Pictures within the data are to be left out; everything else must be reproduced exactly.
---- INPUT ROWS
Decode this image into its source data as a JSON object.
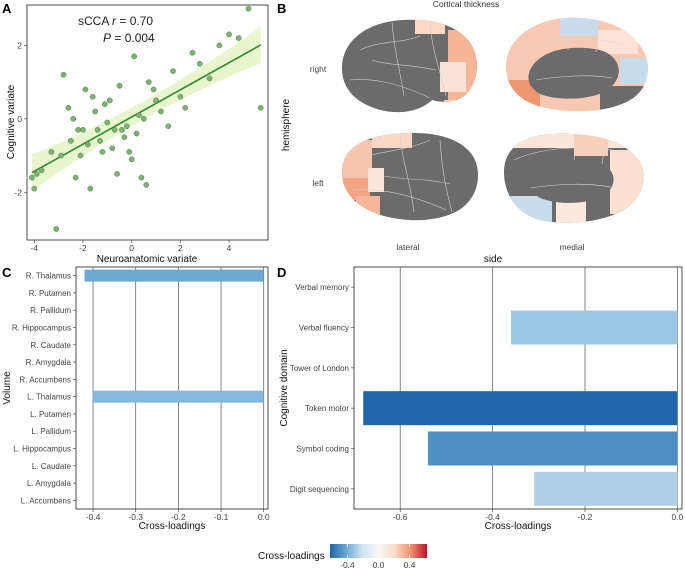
{
  "panels": {
    "A": {
      "letter": "A"
    },
    "B": {
      "letter": "B"
    },
    "C": {
      "letter": "C"
    },
    "D": {
      "letter": "D"
    }
  },
  "chart_data": [
    {
      "id": "A",
      "type": "scatter",
      "title": "",
      "annotation_stat": "sCCA",
      "annotation_r_symbol": "r",
      "annotation_r_value": "= 0.70",
      "annotation_p_symbol": "P",
      "annotation_p_value": "= 0.004",
      "xlabel": "Neuroanatomic variate",
      "ylabel": "Cognitive variate",
      "xlim": [
        -4.3,
        5.6
      ],
      "ylim": [
        -3.3,
        3.1
      ],
      "xticks": [
        -4,
        -2,
        0,
        2,
        4
      ],
      "yticks": [
        -2,
        0,
        2
      ],
      "point_color": "#7fb274",
      "line_color": "#2e8b2e",
      "band_color": "#e6f5c9",
      "fit": {
        "slope": 0.37,
        "intercept": 0.05,
        "ci_half_width_at_center": 0.25,
        "ci_half_width_at_edge": 0.5
      },
      "x": [
        -3.9,
        -4.1,
        -4.0,
        -3.7,
        -3.3,
        -3.1,
        -2.9,
        -2.8,
        -2.6,
        -2.5,
        -2.4,
        -2.3,
        -2.2,
        -2.0,
        -1.9,
        -1.8,
        -1.7,
        -1.6,
        -1.5,
        -1.4,
        -1.2,
        -1.1,
        -1.0,
        -0.9,
        -0.8,
        -0.6,
        -0.5,
        -0.4,
        -0.3,
        -0.2,
        -0.1,
        0.0,
        0.1,
        0.2,
        0.3,
        0.4,
        0.5,
        0.7,
        0.9,
        1.0,
        1.2,
        1.5,
        1.7,
        2.0,
        2.2,
        2.5,
        2.8,
        3.2,
        3.6,
        4.0,
        4.4,
        4.8,
        5.3,
        -2.1,
        -1.3,
        0.6,
        -0.7
      ],
      "y": [
        -1.5,
        -1.6,
        -1.9,
        -1.4,
        -0.9,
        -3.0,
        -1.0,
        1.2,
        0.3,
        -0.6,
        0.0,
        -1.6,
        -0.3,
        -0.3,
        0.8,
        -0.7,
        -1.9,
        0.6,
        0.2,
        -0.3,
        -0.9,
        0.4,
        -0.1,
        0.5,
        -0.8,
        -1.5,
        0.9,
        -0.3,
        -0.5,
        -0.2,
        -0.9,
        -1.1,
        1.7,
        -0.4,
        0.1,
        -1.6,
        0.0,
        1.0,
        0.8,
        0.5,
        0.2,
        -0.2,
        1.3,
        0.6,
        0.3,
        1.8,
        1.5,
        1.1,
        2.0,
        2.3,
        2.2,
        3.0,
        0.3,
        -1.0,
        -0.6,
        -1.8,
        -0.3
      ]
    },
    {
      "id": "B",
      "type": "brain_map",
      "title": "Cortical thickness",
      "row_labels": [
        "right",
        "left"
      ],
      "row_axis_title": "hemisphere",
      "col_labels": [
        "lateral",
        "medial"
      ],
      "col_axis_title": "side"
    },
    {
      "id": "C",
      "type": "bar",
      "orientation": "horizontal",
      "xlabel": "Cross-loadings",
      "ylabel": "Volume",
      "xlim": [
        -0.44,
        0.01
      ],
      "xticks": [
        -0.4,
        -0.3,
        -0.2,
        -0.1,
        0.0
      ],
      "xtick_labels": [
        "-0.4",
        "-0.3",
        "-0.2",
        "-0.1",
        "0.0"
      ],
      "categories": [
        "R. Thalamus",
        "R. Putamen",
        "R. Pallidum",
        "R. Hippocampus",
        "R. Caudate",
        "R. Amygdala",
        "R. Accumbens",
        "L. Thalamus",
        "L. Putamen",
        "L. Pallidum",
        "L. Hippocampus",
        "L. Caudate",
        "L. Amygdala",
        "L. Accumbens"
      ],
      "values": [
        -0.42,
        0,
        0,
        0,
        0,
        0,
        0,
        -0.4,
        0,
        0,
        0,
        0,
        0,
        0
      ],
      "colors": [
        "#6ea9d2",
        null,
        null,
        null,
        null,
        null,
        null,
        "#85b9dc",
        null,
        null,
        null,
        null,
        null,
        null
      ]
    },
    {
      "id": "D",
      "type": "bar",
      "orientation": "horizontal",
      "xlabel": "Cross-loadings",
      "ylabel": "Cognitive domain",
      "xlim": [
        -0.7,
        0.01
      ],
      "xticks": [
        -0.6,
        -0.4,
        -0.2,
        0.0
      ],
      "xtick_labels": [
        "-0.6",
        "-0.4",
        "-0.2",
        "0.0"
      ],
      "categories": [
        "Verbal memory",
        "Verbal fluency",
        "Tower of London",
        "Token motor",
        "Symbol coding",
        "Digit sequencing"
      ],
      "values": [
        0,
        -0.36,
        0,
        -0.68,
        -0.54,
        -0.31
      ],
      "colors": [
        null,
        "#9cc7e4",
        null,
        "#2166ac",
        "#4d8ec5",
        "#aed0e9"
      ]
    }
  ],
  "legend": {
    "title": "Cross-loadings",
    "ticks": [
      "-0.4",
      "0.0",
      "0.4"
    ],
    "colors": [
      "#2166ac",
      "#6aa7d2",
      "#d1e5f0",
      "#f7f7f7",
      "#fddbc7",
      "#f0906f",
      "#b2182b"
    ]
  }
}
--------
_FULL RESPONSE_
Decode this image into its source data as a JSON object.
{
  "panels": {
    "A": {
      "letter": "A"
    },
    "B": {
      "letter": "B"
    },
    "C": {
      "letter": "C"
    },
    "D": {
      "letter": "D"
    }
  },
  "chart_data": [
    {
      "id": "A",
      "type": "scatter",
      "title": "",
      "annotation_stat": "sCCA",
      "annotation_r_symbol": "r",
      "annotation_r_value": "= 0.70",
      "annotation_p_symbol": "P",
      "annotation_p_value": "= 0.004",
      "xlabel": "Neuroanatomic variate",
      "ylabel": "Cognitive variate",
      "xlim": [
        -4.3,
        5.6
      ],
      "ylim": [
        -3.3,
        3.1
      ],
      "xticks": [
        -4,
        -2,
        0,
        2,
        4
      ],
      "yticks": [
        -2,
        0,
        2
      ],
      "point_color": "#7fb274",
      "line_color": "#2e8b2e",
      "band_color": "#e6f5c9",
      "fit": {
        "slope": 0.37,
        "intercept": 0.05,
        "ci_half_width_at_center": 0.25,
        "ci_half_width_at_edge": 0.5
      },
      "x": [
        -3.9,
        -4.1,
        -4.0,
        -3.7,
        -3.3,
        -3.1,
        -2.9,
        -2.8,
        -2.6,
        -2.5,
        -2.4,
        -2.3,
        -2.2,
        -2.0,
        -1.9,
        -1.8,
        -1.7,
        -1.6,
        -1.5,
        -1.4,
        -1.2,
        -1.1,
        -1.0,
        -0.9,
        -0.8,
        -0.6,
        -0.5,
        -0.4,
        -0.3,
        -0.2,
        -0.1,
        0.0,
        0.1,
        0.2,
        0.3,
        0.4,
        0.5,
        0.7,
        0.9,
        1.0,
        1.2,
        1.5,
        1.7,
        2.0,
        2.2,
        2.5,
        2.8,
        3.2,
        3.6,
        4.0,
        4.4,
        4.8,
        5.3,
        -2.1,
        -1.3,
        0.6,
        -0.7
      ],
      "y": [
        -1.5,
        -1.6,
        -1.9,
        -1.4,
        -0.9,
        -3.0,
        -1.0,
        1.2,
        0.3,
        -0.6,
        0.0,
        -1.6,
        -0.3,
        -0.3,
        0.8,
        -0.7,
        -1.9,
        0.6,
        0.2,
        -0.3,
        -0.9,
        0.4,
        -0.1,
        0.5,
        -0.8,
        -1.5,
        0.9,
        -0.3,
        -0.5,
        -0.2,
        -0.9,
        -1.1,
        1.7,
        -0.4,
        0.1,
        -1.6,
        0.0,
        1.0,
        0.8,
        0.5,
        0.2,
        -0.2,
        1.3,
        0.6,
        0.3,
        1.8,
        1.5,
        1.1,
        2.0,
        2.3,
        2.2,
        3.0,
        0.3,
        -1.0,
        -0.6,
        -1.8,
        -0.3
      ]
    },
    {
      "id": "B",
      "type": "brain_map",
      "title": "Cortical thickness",
      "row_labels": [
        "right",
        "left"
      ],
      "row_axis_title": "hemisphere",
      "col_labels": [
        "lateral",
        "medial"
      ],
      "col_axis_title": "side"
    },
    {
      "id": "C",
      "type": "bar",
      "orientation": "horizontal",
      "xlabel": "Cross-loadings",
      "ylabel": "Volume",
      "xlim": [
        -0.44,
        0.01
      ],
      "xticks": [
        -0.4,
        -0.3,
        -0.2,
        -0.1,
        0.0
      ],
      "xtick_labels": [
        "-0.4",
        "-0.3",
        "-0.2",
        "-0.1",
        "0.0"
      ],
      "categories": [
        "R. Thalamus",
        "R. Putamen",
        "R. Pallidum",
        "R. Hippocampus",
        "R. Caudate",
        "R. Amygdala",
        "R. Accumbens",
        "L. Thalamus",
        "L. Putamen",
        "L. Pallidum",
        "L. Hippocampus",
        "L. Caudate",
        "L. Amygdala",
        "L. Accumbens"
      ],
      "values": [
        -0.42,
        0,
        0,
        0,
        0,
        0,
        0,
        -0.4,
        0,
        0,
        0,
        0,
        0,
        0
      ],
      "colors": [
        "#6ea9d2",
        null,
        null,
        null,
        null,
        null,
        null,
        "#85b9dc",
        null,
        null,
        null,
        null,
        null,
        null
      ]
    },
    {
      "id": "D",
      "type": "bar",
      "orientation": "horizontal",
      "xlabel": "Cross-loadings",
      "ylabel": "Cognitive domain",
      "xlim": [
        -0.7,
        0.01
      ],
      "xticks": [
        -0.6,
        -0.4,
        -0.2,
        0.0
      ],
      "xtick_labels": [
        "-0.6",
        "-0.4",
        "-0.2",
        "0.0"
      ],
      "categories": [
        "Verbal memory",
        "Verbal fluency",
        "Tower of London",
        "Token motor",
        "Symbol coding",
        "Digit sequencing"
      ],
      "values": [
        0,
        -0.36,
        0,
        -0.68,
        -0.54,
        -0.31
      ],
      "colors": [
        null,
        "#9cc7e4",
        null,
        "#2166ac",
        "#4d8ec5",
        "#aed0e9"
      ]
    }
  ],
  "legend": {
    "title": "Cross-loadings",
    "ticks": [
      "-0.4",
      "0.0",
      "0.4"
    ],
    "colors": [
      "#2166ac",
      "#6aa7d2",
      "#d1e5f0",
      "#f7f7f7",
      "#fddbc7",
      "#f0906f",
      "#b2182b"
    ]
  }
}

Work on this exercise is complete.